===== DATA =====

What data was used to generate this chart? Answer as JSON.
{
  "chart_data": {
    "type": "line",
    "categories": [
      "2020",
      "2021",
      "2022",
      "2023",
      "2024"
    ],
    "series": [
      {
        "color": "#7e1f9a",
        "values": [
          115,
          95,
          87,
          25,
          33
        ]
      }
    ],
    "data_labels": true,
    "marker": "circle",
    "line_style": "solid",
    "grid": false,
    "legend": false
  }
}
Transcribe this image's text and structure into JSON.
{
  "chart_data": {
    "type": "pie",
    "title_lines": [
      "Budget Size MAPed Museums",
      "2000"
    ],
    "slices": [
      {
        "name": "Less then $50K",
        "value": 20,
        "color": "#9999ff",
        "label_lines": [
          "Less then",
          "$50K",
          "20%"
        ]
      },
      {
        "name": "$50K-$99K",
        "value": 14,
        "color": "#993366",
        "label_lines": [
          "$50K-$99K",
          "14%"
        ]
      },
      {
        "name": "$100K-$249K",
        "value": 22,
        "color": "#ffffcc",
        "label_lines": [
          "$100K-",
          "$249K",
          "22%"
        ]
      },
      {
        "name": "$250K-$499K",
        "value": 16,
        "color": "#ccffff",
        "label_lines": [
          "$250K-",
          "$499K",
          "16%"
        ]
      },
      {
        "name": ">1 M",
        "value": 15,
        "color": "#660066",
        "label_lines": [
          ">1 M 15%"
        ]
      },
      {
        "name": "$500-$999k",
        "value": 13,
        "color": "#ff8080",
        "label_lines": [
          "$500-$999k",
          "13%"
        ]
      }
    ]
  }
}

=====

Identify every line where the string "name" appears.

* FULL ANSWER
        "name": "Less then $50K",
        "name": "$50K-$99K",
        "name": "$100K-$249K",
        "name": "$250K-$499K",
        "name": ">1 M",
        "name": "$500-$999k",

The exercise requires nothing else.